WHAT THIS TASK INVOLVES: Pick every line from the data that holds the word "triangle".

***** DATA PROVIDED

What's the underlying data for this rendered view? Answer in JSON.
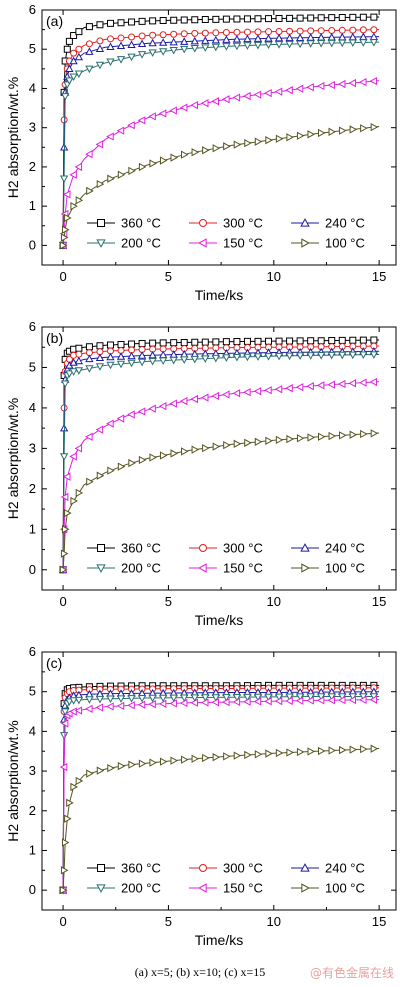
{
  "caption": "(a) x=5; (b) x=10; (c) x=15",
  "watermark": "@有色金属在线",
  "series_colors": {
    "360 °C": "#000000",
    "300 °C": "#e02020",
    "240 °C": "#1a1aa8",
    "200 °C": "#2a6f6f",
    "150 °C": "#e020e0",
    "100 °C": "#555520"
  },
  "series_markers": {
    "360 °C": "square",
    "300 °C": "circle",
    "240 °C": "triangle-up",
    "200 °C": "triangle-down",
    "150 °C": "triangle-left",
    "100 °C": "triangle-right"
  },
  "chart_data": [
    {
      "type": "line",
      "panel_label": "(a)",
      "xlabel": "Time/ks",
      "ylabel": "H2 absorption/wt.%",
      "xlim": [
        -1,
        15.8
      ],
      "ylim": [
        -0.5,
        6
      ],
      "xticks": [
        0,
        5,
        10,
        15
      ],
      "yticks": [
        0,
        1,
        2,
        3,
        4,
        5,
        6
      ],
      "legend": [
        "360 °C",
        "300 °C",
        "240 °C",
        "200 °C",
        "150 °C",
        "100 °C"
      ],
      "series": [
        {
          "name": "360 °C",
          "x": [
            0,
            0.05,
            0.1,
            0.2,
            0.3,
            0.5,
            1,
            2,
            4,
            6,
            8,
            10,
            12,
            15
          ],
          "y": [
            0,
            3.9,
            4.7,
            5.0,
            5.2,
            5.35,
            5.55,
            5.65,
            5.72,
            5.75,
            5.77,
            5.78,
            5.8,
            5.82
          ]
        },
        {
          "name": "300 °C",
          "x": [
            0,
            0.05,
            0.1,
            0.2,
            0.3,
            0.5,
            1,
            2,
            4,
            6,
            8,
            10,
            12,
            15
          ],
          "y": [
            0,
            3.2,
            4.1,
            4.5,
            4.7,
            4.9,
            5.1,
            5.25,
            5.35,
            5.4,
            5.43,
            5.45,
            5.47,
            5.5
          ]
        },
        {
          "name": "240 °C",
          "x": [
            0,
            0.05,
            0.1,
            0.2,
            0.3,
            0.5,
            1,
            2,
            4,
            6,
            8,
            10,
            12,
            15
          ],
          "y": [
            0,
            2.5,
            3.9,
            4.3,
            4.5,
            4.7,
            4.9,
            5.05,
            5.15,
            5.2,
            5.25,
            5.28,
            5.3,
            5.32
          ]
        },
        {
          "name": "200 °C",
          "x": [
            0,
            0.05,
            0.1,
            0.2,
            0.3,
            0.5,
            1,
            2,
            4,
            6,
            8,
            10,
            12,
            15
          ],
          "y": [
            0,
            1.7,
            3.8,
            4.1,
            4.2,
            4.3,
            4.45,
            4.65,
            4.9,
            5.02,
            5.08,
            5.12,
            5.15,
            5.18
          ]
        },
        {
          "name": "150 °C",
          "x": [
            0,
            0.05,
            0.1,
            0.2,
            0.5,
            1,
            2,
            3,
            4,
            6,
            8,
            10,
            12,
            15
          ],
          "y": [
            0,
            0.3,
            0.8,
            1.3,
            1.8,
            2.2,
            2.7,
            3.0,
            3.25,
            3.55,
            3.75,
            3.9,
            4.05,
            4.2
          ]
        },
        {
          "name": "100 °C",
          "x": [
            0,
            0.05,
            0.1,
            0.2,
            0.5,
            1,
            2,
            3,
            4,
            6,
            8,
            10,
            12,
            15
          ],
          "y": [
            0,
            0.2,
            0.4,
            0.7,
            1.0,
            1.3,
            1.65,
            1.85,
            2.05,
            2.35,
            2.55,
            2.7,
            2.85,
            3.03
          ]
        }
      ]
    },
    {
      "type": "line",
      "panel_label": "(b)",
      "xlabel": "Time/ks",
      "ylabel": "H2 absorption/wt.%",
      "xlim": [
        -1,
        15.8
      ],
      "ylim": [
        -0.5,
        6
      ],
      "xticks": [
        0,
        5,
        10,
        15
      ],
      "yticks": [
        0,
        1,
        2,
        3,
        4,
        5,
        6
      ],
      "legend": [
        "360 °C",
        "300 °C",
        "240 °C",
        "200 °C",
        "150 °C",
        "100 °C"
      ],
      "series": [
        {
          "name": "360 °C",
          "x": [
            0,
            0.05,
            0.1,
            0.2,
            0.3,
            0.5,
            1,
            2,
            4,
            6,
            8,
            10,
            12,
            15
          ],
          "y": [
            0,
            4.8,
            5.2,
            5.35,
            5.4,
            5.45,
            5.5,
            5.55,
            5.6,
            5.62,
            5.64,
            5.65,
            5.66,
            5.68
          ]
        },
        {
          "name": "300 °C",
          "x": [
            0,
            0.05,
            0.1,
            0.2,
            0.3,
            0.5,
            1,
            2,
            4,
            6,
            8,
            10,
            12,
            15
          ],
          "y": [
            0,
            4.0,
            4.9,
            5.1,
            5.2,
            5.3,
            5.35,
            5.4,
            5.45,
            5.47,
            5.49,
            5.5,
            5.51,
            5.53
          ]
        },
        {
          "name": "240 °C",
          "x": [
            0,
            0.05,
            0.1,
            0.2,
            0.3,
            0.5,
            1,
            2,
            4,
            6,
            8,
            10,
            12,
            15
          ],
          "y": [
            0,
            3.5,
            4.7,
            4.95,
            5.05,
            5.12,
            5.2,
            5.25,
            5.3,
            5.33,
            5.35,
            5.37,
            5.38,
            5.4
          ]
        },
        {
          "name": "200 °C",
          "x": [
            0,
            0.05,
            0.1,
            0.2,
            0.3,
            0.5,
            1,
            2,
            4,
            6,
            8,
            10,
            12,
            15
          ],
          "y": [
            0,
            2.8,
            4.6,
            4.8,
            4.85,
            4.9,
            4.95,
            5.05,
            5.15,
            5.2,
            5.25,
            5.28,
            5.3,
            5.32
          ]
        },
        {
          "name": "150 °C",
          "x": [
            0,
            0.05,
            0.1,
            0.2,
            0.5,
            1,
            2,
            3,
            4,
            6,
            8,
            10,
            12,
            15
          ],
          "y": [
            0,
            1.0,
            1.8,
            2.3,
            2.8,
            3.2,
            3.55,
            3.8,
            3.95,
            4.2,
            4.35,
            4.45,
            4.55,
            4.65
          ]
        },
        {
          "name": "100 °C",
          "x": [
            0,
            0.05,
            0.1,
            0.2,
            0.5,
            1,
            2,
            3,
            4,
            6,
            8,
            10,
            12,
            15
          ],
          "y": [
            0,
            0.4,
            1.0,
            1.4,
            1.7,
            2.1,
            2.4,
            2.6,
            2.75,
            2.95,
            3.1,
            3.2,
            3.28,
            3.38
          ]
        }
      ]
    },
    {
      "type": "line",
      "panel_label": "(c)",
      "xlabel": "Time/ks",
      "ylabel": "H2 absorption/wt.%",
      "xlim": [
        -1,
        15.8
      ],
      "ylim": [
        -0.5,
        6
      ],
      "xticks": [
        0,
        5,
        10,
        15
      ],
      "yticks": [
        0,
        1,
        2,
        3,
        4,
        5,
        6
      ],
      "legend": [
        "360 °C",
        "300 °C",
        "240 °C",
        "200 °C",
        "150 °C",
        "100 °C"
      ],
      "series": [
        {
          "name": "360 °C",
          "x": [
            0,
            0.05,
            0.1,
            0.2,
            0.3,
            0.5,
            1,
            2,
            4,
            6,
            8,
            10,
            12,
            15
          ],
          "y": [
            0,
            4.7,
            4.95,
            5.05,
            5.08,
            5.1,
            5.12,
            5.14,
            5.15,
            5.15,
            5.15,
            5.16,
            5.16,
            5.16
          ]
        },
        {
          "name": "300 °C",
          "x": [
            0,
            0.05,
            0.1,
            0.2,
            0.3,
            0.5,
            1,
            2,
            4,
            6,
            8,
            10,
            12,
            15
          ],
          "y": [
            0,
            4.5,
            4.85,
            4.95,
            5.0,
            5.03,
            5.05,
            5.06,
            5.07,
            5.08,
            5.08,
            5.09,
            5.09,
            5.1
          ]
        },
        {
          "name": "240 °C",
          "x": [
            0,
            0.05,
            0.1,
            0.2,
            0.3,
            0.5,
            1,
            2,
            4,
            6,
            8,
            10,
            12,
            15
          ],
          "y": [
            0,
            4.3,
            4.65,
            4.8,
            4.85,
            4.9,
            4.93,
            4.95,
            4.96,
            4.97,
            4.98,
            4.98,
            4.99,
            5.0
          ]
        },
        {
          "name": "200 °C",
          "x": [
            0,
            0.05,
            0.1,
            0.2,
            0.3,
            0.5,
            1,
            2,
            4,
            6,
            8,
            10,
            12,
            15
          ],
          "y": [
            0,
            3.9,
            4.5,
            4.7,
            4.75,
            4.78,
            4.8,
            4.82,
            4.84,
            4.85,
            4.86,
            4.87,
            4.88,
            4.88
          ]
        },
        {
          "name": "150 °C",
          "x": [
            0,
            0.05,
            0.1,
            0.2,
            0.3,
            0.5,
            1,
            2,
            4,
            6,
            8,
            10,
            12,
            15
          ],
          "y": [
            0,
            3.1,
            4.2,
            4.4,
            4.45,
            4.5,
            4.55,
            4.62,
            4.68,
            4.72,
            4.74,
            4.76,
            4.78,
            4.8
          ]
        },
        {
          "name": "100 °C",
          "x": [
            0,
            0.05,
            0.1,
            0.2,
            0.3,
            0.5,
            1,
            2,
            3,
            4,
            6,
            8,
            10,
            12,
            15
          ],
          "y": [
            0,
            0.5,
            1.2,
            1.8,
            2.2,
            2.6,
            2.9,
            3.05,
            3.15,
            3.2,
            3.3,
            3.38,
            3.45,
            3.5,
            3.57
          ]
        }
      ]
    }
  ]
}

**********

WRITTEN RESPONSE:
    "240 °C": "triangle-up",
    "200 °C": "triangle-down",
    "150 °C": "triangle-left",
    "100 °C": "triangle-right"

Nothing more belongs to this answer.